SUPPLIED MATERIAL:
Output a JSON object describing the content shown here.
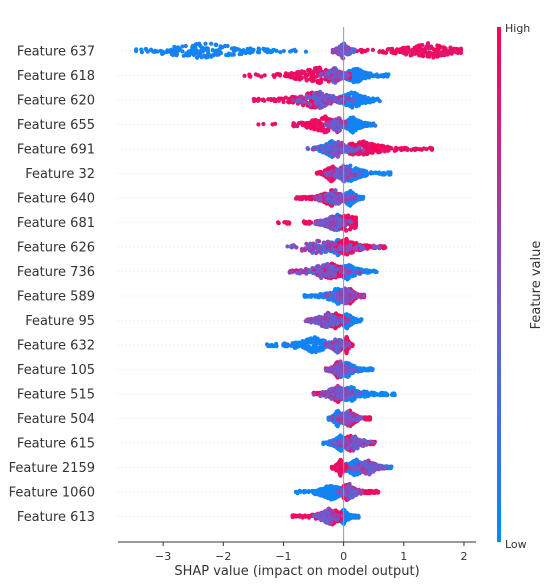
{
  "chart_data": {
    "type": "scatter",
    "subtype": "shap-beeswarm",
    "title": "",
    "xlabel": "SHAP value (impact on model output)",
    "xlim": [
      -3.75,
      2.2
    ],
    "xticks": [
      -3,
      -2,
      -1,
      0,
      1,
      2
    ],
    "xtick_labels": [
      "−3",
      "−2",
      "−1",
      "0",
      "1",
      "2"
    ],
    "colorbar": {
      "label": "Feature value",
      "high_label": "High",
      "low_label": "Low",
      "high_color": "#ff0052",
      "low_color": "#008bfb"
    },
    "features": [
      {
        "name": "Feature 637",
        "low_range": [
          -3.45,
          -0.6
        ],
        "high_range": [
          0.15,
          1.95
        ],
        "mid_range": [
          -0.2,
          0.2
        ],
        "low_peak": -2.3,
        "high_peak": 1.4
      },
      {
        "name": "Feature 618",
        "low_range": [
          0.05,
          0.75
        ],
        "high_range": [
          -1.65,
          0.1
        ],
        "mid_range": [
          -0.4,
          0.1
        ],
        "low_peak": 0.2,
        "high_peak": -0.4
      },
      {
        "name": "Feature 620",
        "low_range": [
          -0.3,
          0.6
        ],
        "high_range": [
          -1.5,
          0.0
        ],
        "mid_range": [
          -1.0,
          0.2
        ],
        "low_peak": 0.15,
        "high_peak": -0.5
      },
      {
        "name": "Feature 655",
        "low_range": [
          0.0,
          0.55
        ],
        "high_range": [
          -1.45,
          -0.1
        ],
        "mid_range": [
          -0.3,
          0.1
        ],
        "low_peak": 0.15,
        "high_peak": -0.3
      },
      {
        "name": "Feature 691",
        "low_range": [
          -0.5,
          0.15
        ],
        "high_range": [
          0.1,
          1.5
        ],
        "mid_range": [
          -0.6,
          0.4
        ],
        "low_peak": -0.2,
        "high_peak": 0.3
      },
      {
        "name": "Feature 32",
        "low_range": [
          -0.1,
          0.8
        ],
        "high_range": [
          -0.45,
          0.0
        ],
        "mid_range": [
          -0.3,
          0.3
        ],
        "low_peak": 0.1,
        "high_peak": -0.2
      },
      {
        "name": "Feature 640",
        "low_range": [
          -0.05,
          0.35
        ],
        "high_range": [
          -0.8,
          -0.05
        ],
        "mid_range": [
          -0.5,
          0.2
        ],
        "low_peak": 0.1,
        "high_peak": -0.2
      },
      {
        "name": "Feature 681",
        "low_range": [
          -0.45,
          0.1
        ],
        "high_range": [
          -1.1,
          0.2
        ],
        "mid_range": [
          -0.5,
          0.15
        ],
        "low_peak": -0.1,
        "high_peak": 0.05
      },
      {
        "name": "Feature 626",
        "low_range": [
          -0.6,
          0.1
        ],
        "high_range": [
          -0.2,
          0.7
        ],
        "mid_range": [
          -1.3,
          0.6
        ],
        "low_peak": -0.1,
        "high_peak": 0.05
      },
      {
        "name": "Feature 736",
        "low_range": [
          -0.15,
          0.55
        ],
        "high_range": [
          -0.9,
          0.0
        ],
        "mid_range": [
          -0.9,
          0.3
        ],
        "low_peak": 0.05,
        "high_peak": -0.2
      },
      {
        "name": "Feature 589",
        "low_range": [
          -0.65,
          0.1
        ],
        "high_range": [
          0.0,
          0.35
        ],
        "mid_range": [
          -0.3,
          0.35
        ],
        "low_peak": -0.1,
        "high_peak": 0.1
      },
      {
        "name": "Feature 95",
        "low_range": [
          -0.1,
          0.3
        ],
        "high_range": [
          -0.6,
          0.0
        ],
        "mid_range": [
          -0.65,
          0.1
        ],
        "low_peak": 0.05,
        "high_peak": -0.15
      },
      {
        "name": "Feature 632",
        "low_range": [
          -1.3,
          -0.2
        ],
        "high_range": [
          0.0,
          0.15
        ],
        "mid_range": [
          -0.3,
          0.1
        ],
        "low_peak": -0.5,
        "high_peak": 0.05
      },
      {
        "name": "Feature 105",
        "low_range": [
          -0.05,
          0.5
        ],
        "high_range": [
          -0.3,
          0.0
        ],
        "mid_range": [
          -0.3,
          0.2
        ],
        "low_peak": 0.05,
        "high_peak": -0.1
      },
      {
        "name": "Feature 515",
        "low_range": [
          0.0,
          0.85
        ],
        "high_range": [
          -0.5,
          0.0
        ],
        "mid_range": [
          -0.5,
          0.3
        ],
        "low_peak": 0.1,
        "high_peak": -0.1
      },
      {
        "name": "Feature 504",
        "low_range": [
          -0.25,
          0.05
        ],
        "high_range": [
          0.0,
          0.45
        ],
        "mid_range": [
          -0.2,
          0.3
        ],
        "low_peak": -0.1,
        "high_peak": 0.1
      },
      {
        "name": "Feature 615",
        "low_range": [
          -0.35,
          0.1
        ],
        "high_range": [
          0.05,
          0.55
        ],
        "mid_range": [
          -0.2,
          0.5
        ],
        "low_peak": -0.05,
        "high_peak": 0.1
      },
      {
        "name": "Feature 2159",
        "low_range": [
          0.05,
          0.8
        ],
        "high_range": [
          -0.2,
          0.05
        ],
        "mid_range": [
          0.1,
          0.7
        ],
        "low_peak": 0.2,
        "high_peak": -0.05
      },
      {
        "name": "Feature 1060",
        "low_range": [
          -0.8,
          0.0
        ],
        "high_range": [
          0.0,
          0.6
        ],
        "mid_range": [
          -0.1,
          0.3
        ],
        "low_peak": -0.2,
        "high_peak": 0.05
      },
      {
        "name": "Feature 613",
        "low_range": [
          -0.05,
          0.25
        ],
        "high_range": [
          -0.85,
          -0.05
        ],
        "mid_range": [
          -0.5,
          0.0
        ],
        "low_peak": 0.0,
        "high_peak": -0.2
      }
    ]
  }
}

TASK TO CARRY OUT:
Omit the pictures and restate the rest of the records verbatim.

ANSWER TO THIS EXERCISE:
Output a JSON object describing the content shown here.
{
  "chart_data": {
    "type": "scatter",
    "subtype": "shap-beeswarm",
    "title": "",
    "xlabel": "SHAP value (impact on model output)",
    "xlim": [
      -3.75,
      2.2
    ],
    "xticks": [
      -3,
      -2,
      -1,
      0,
      1,
      2
    ],
    "xtick_labels": [
      "−3",
      "−2",
      "−1",
      "0",
      "1",
      "2"
    ],
    "colorbar": {
      "label": "Feature value",
      "high_label": "High",
      "low_label": "Low",
      "high_color": "#ff0052",
      "low_color": "#008bfb"
    },
    "features": [
      {
        "name": "Feature 637",
        "low_range": [
          -3.45,
          -0.6
        ],
        "high_range": [
          0.15,
          1.95
        ],
        "mid_range": [
          -0.2,
          0.2
        ],
        "low_peak": -2.3,
        "high_peak": 1.4
      },
      {
        "name": "Feature 618",
        "low_range": [
          0.05,
          0.75
        ],
        "high_range": [
          -1.65,
          0.1
        ],
        "mid_range": [
          -0.4,
          0.1
        ],
        "low_peak": 0.2,
        "high_peak": -0.4
      },
      {
        "name": "Feature 620",
        "low_range": [
          -0.3,
          0.6
        ],
        "high_range": [
          -1.5,
          0.0
        ],
        "mid_range": [
          -1.0,
          0.2
        ],
        "low_peak": 0.15,
        "high_peak": -0.5
      },
      {
        "name": "Feature 655",
        "low_range": [
          0.0,
          0.55
        ],
        "high_range": [
          -1.45,
          -0.1
        ],
        "mid_range": [
          -0.3,
          0.1
        ],
        "low_peak": 0.15,
        "high_peak": -0.3
      },
      {
        "name": "Feature 691",
        "low_range": [
          -0.5,
          0.15
        ],
        "high_range": [
          0.1,
          1.5
        ],
        "mid_range": [
          -0.6,
          0.4
        ],
        "low_peak": -0.2,
        "high_peak": 0.3
      },
      {
        "name": "Feature 32",
        "low_range": [
          -0.1,
          0.8
        ],
        "high_range": [
          -0.45,
          0.0
        ],
        "mid_range": [
          -0.3,
          0.3
        ],
        "low_peak": 0.1,
        "high_peak": -0.2
      },
      {
        "name": "Feature 640",
        "low_range": [
          -0.05,
          0.35
        ],
        "high_range": [
          -0.8,
          -0.05
        ],
        "mid_range": [
          -0.5,
          0.2
        ],
        "low_peak": 0.1,
        "high_peak": -0.2
      },
      {
        "name": "Feature 681",
        "low_range": [
          -0.45,
          0.1
        ],
        "high_range": [
          -1.1,
          0.2
        ],
        "mid_range": [
          -0.5,
          0.15
        ],
        "low_peak": -0.1,
        "high_peak": 0.05
      },
      {
        "name": "Feature 626",
        "low_range": [
          -0.6,
          0.1
        ],
        "high_range": [
          -0.2,
          0.7
        ],
        "mid_range": [
          -1.3,
          0.6
        ],
        "low_peak": -0.1,
        "high_peak": 0.05
      },
      {
        "name": "Feature 736",
        "low_range": [
          -0.15,
          0.55
        ],
        "high_range": [
          -0.9,
          0.0
        ],
        "mid_range": [
          -0.9,
          0.3
        ],
        "low_peak": 0.05,
        "high_peak": -0.2
      },
      {
        "name": "Feature 589",
        "low_range": [
          -0.65,
          0.1
        ],
        "high_range": [
          0.0,
          0.35
        ],
        "mid_range": [
          -0.3,
          0.35
        ],
        "low_peak": -0.1,
        "high_peak": 0.1
      },
      {
        "name": "Feature 95",
        "low_range": [
          -0.1,
          0.3
        ],
        "high_range": [
          -0.6,
          0.0
        ],
        "mid_range": [
          -0.65,
          0.1
        ],
        "low_peak": 0.05,
        "high_peak": -0.15
      },
      {
        "name": "Feature 632",
        "low_range": [
          -1.3,
          -0.2
        ],
        "high_range": [
          0.0,
          0.15
        ],
        "mid_range": [
          -0.3,
          0.1
        ],
        "low_peak": -0.5,
        "high_peak": 0.05
      },
      {
        "name": "Feature 105",
        "low_range": [
          -0.05,
          0.5
        ],
        "high_range": [
          -0.3,
          0.0
        ],
        "mid_range": [
          -0.3,
          0.2
        ],
        "low_peak": 0.05,
        "high_peak": -0.1
      },
      {
        "name": "Feature 515",
        "low_range": [
          0.0,
          0.85
        ],
        "high_range": [
          -0.5,
          0.0
        ],
        "mid_range": [
          -0.5,
          0.3
        ],
        "low_peak": 0.1,
        "high_peak": -0.1
      },
      {
        "name": "Feature 504",
        "low_range": [
          -0.25,
          0.05
        ],
        "high_range": [
          0.0,
          0.45
        ],
        "mid_range": [
          -0.2,
          0.3
        ],
        "low_peak": -0.1,
        "high_peak": 0.1
      },
      {
        "name": "Feature 615",
        "low_range": [
          -0.35,
          0.1
        ],
        "high_range": [
          0.05,
          0.55
        ],
        "mid_range": [
          -0.2,
          0.5
        ],
        "low_peak": -0.05,
        "high_peak": 0.1
      },
      {
        "name": "Feature 2159",
        "low_range": [
          0.05,
          0.8
        ],
        "high_range": [
          -0.2,
          0.05
        ],
        "mid_range": [
          0.1,
          0.7
        ],
        "low_peak": 0.2,
        "high_peak": -0.05
      },
      {
        "name": "Feature 1060",
        "low_range": [
          -0.8,
          0.0
        ],
        "high_range": [
          0.0,
          0.6
        ],
        "mid_range": [
          -0.1,
          0.3
        ],
        "low_peak": -0.2,
        "high_peak": 0.05
      },
      {
        "name": "Feature 613",
        "low_range": [
          -0.05,
          0.25
        ],
        "high_range": [
          -0.85,
          -0.05
        ],
        "mid_range": [
          -0.5,
          0.0
        ],
        "low_peak": 0.0,
        "high_peak": -0.2
      }
    ]
  }
}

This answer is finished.